### DIRECTION
Within the data below, state how many lines contain the string "市属医院健康厨艺竞赛". Provide the number only.

### THE INPUT
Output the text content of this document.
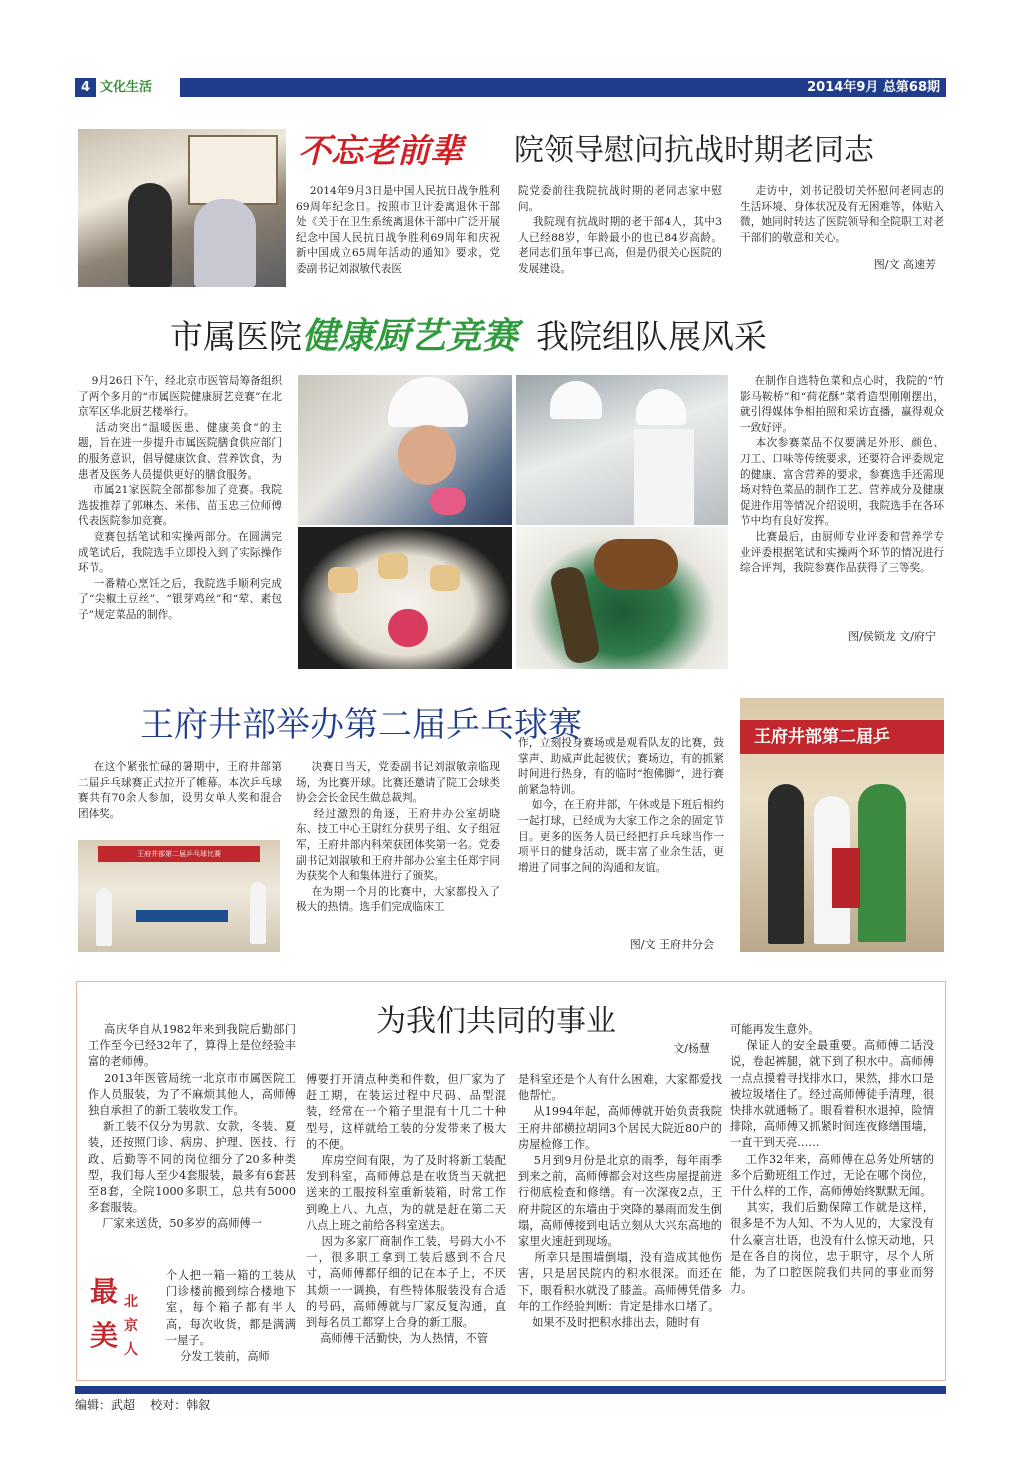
4 文化生活	2014年9月 总第68期
不忘老前辈	院领导慰问抗战时期老同志
2014年9月3日是中国人民抗日战争胜利69周年纪念日。按照市卫计委离退休干部处《关于在卫生系统离退休干部中广泛开展纪念中国人民抗日战争胜利69周年和庆祝新中国成立65周年活动的通知》要求，党委副书记刘淑敏代表医
院党委前往我院抗战时期的老同志家中慰问。
我院现有抗战时期的老干部4人，其中3人已经88岁，年龄最小的也已84岁高龄。老同志们虽年事已高，但是仍很关心医院的发展建设。
走访中，刘书记殷切关怀慰问老同志的生活环境、身体状况及有无困难等，体贴入微，她同时转达了医院领导和全院职工对老干部们的敬意和关心。
图/文 高速芳
市属医院健康厨艺竞赛 我院组队展风采
9月26日下午，经北京市医管局筹备组织了两个多月的“市属医院健康厨艺竞赛”在北京军区华北厨艺楼举行。
活动突出“温暖医患、健康美食”的主题，旨在进一步提升市属医院膳食供应部门的服务意识，倡导健康饮食、营养饮食，为患者及医务人员提供更好的膳食服务。
市属21家医院全部都参加了竞赛。我院选拔推荐了郭琳杰、米伟、苗玉忠三位师傅代表医院参加竞赛。
竞赛包括笔试和实操两部分。在圆满完成笔试后，我院选手立即投入到了实际操作环节。
一番精心烹饪之后，我院选手顺利完成了“尖椒土豆丝”、“银芽鸡丝”和“荤、素包子”规定菜品的制作。
在制作自选特色菜和点心时，我院的“竹影马鞍桥”和“荷花酥”菜肴造型刚刚摆出，就引得媒体争相拍照和采访直播，赢得观众一致好评。
本次参赛菜品不仅要满足外形、颜色、刀工、口味等传统要求，还要符合评委规定的健康、富含营养的要求，参赛选手还需现场对特色菜品的制作工艺、营养成分及健康促进作用等情况介绍说明，我院选手在各环节中均有良好发挥。
比赛最后，由厨师专业评委和营养学专业评委根据笔试和实操两个环节的情况进行综合评判，我院参赛作品获得了三等奖。
图/侯锁龙 文/府宁
王府井部举办第二届乒乓球赛
在这个紧张忙碌的暑期中，王府井部第二届乒乓球赛正式拉开了帷幕。本次乒乓球赛共有70余人参加，设男女单人奖和混合团体奖。
王府井部第二届乒乓球比赛
决赛日当天，党委副书记刘淑敏亲临现场，为比赛开球。比赛还邀请了院工会球类协会会长金民生做总裁判。
经过激烈的角逐，王府井办公室胡晓东、技工中心王尉红分获男子组、女子组冠军，王府井部内科荣获团体奖第一名。党委副书记刘淑敏和王府井部办公室主任郑宇同为获奖个人和集体进行了颁奖。
在为期一个月的比赛中，大家都投入了极大的热情。选手们完成临床工
作，立刻投身赛场或是观看队友的比赛，鼓掌声、助威声此起彼伏；赛场边，有的抓紧时间进行热身，有的临时“抱佛脚”，进行赛前紧急特训。
如今，在王府井部，午休或是下班后相约一起打球，已经成为大家工作之余的固定节目。更多的医务人员已经把打乒乓球当作一项平日的健身活动，既丰富了业余生活，更增进了同事之间的沟通和友谊。
图/文 王府井分会
王府井部第二届乒
为我们共同的事业
文/杨慧
高庆华自从1982年来到我院后勤部门工作至今已经32年了，算得上是位经验丰富的老师傅。
2013年医管局统一北京市市属医院工作人员服装，为了不麻烦其他人，高师傅独自承担了的新工装收发工作。
新工装不仅分为男款、女款，冬装、夏装，还按照门诊、病房、护理、医技、行政、后勤等不同的岗位细分了20多种类型，我们每人至少4套服装，最多有6套甚至8套，全院1000多职工，总共有5000多套服装。
厂家来送货，50多岁的高师傅一
最美
北京人
个人把一箱一箱的工装从门诊楼前搬到综合楼地下室，每个箱子都有半人高，每次收货，都是满满一屋子。
分发工装前，高师
傅要打开清点种类和件数，但厂家为了赶工期，在装运过程中尺码、品型混装，经常在一个箱子里混有十几二十种型号，这样就给工装的分发带来了极大的不便。
库房空间有限，为了及时将新工装配发到科室，高师傅总是在收货当天就把送来的工服按科室重新装箱，时常工作到晚上八、九点，为的就是赶在第二天八点上班之前给各科室送去。
因为多家厂商制作工装，号码大小不一，很多职工拿到工装后感到不合尺寸，高师傅都仔细的记在本子上，不厌其烦一一调换，有些特体服装没有合适的号码，高师傅就与厂家反复沟通，直到每名员工都穿上合身的新工服。
高师傅干活勤快，为人热情，不管
是科室还是个人有什么困难，大家都爱找他帮忙。
从1994年起，高师傅就开始负责我院王府井部横拉胡同3个居民大院近80户的房屋检修工作。
5月到9月份是北京的雨季，每年雨季到来之前，高师傅都会对这些房屋提前进行彻底检查和修缮。有一次深夜2点，王府井院区的东墙由于突降的暴雨而发生倒塌，高师傅接到电话立刻从大兴东高地的家里火速赶到现场。
所幸只是围墙倒塌，没有造成其他伤害，只是居民院内的积水很深。而还在下，眼看积水就没了膝盖。高师傅凭借多年的工作经验判断：肯定是排水口堵了。
如果不及时把积水排出去，随时有
可能再发生意外。
保证人的安全最重要。高师傅二话没说，卷起裤腿，就下到了积水中。高师傅一点点摸着寻找排水口，果然，排水口是被垃圾堵住了。经过高师傅徒手清理，很快排水就通畅了。眼看着积水退掉，险情排除，高师傅又抓紧时间连夜修缮围墙，一直干到天亮……
工作32年来，高师傅在总务处所辖的多个后勤班组工作过，无论在哪个岗位，干什么样的工作，高师傅始终默默无闻。
其实，我们后勤保障工作就是这样，很多是不为人知、不为人见的，大家没有什么豪言壮语，也没有什么惊天动地，只是在各自的岗位，忠于职守，尽个人所能，为了口腔医院我们共同的事业而努力。
编辑：武超    校对：韩叙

### PROBLEM SOLUTION
2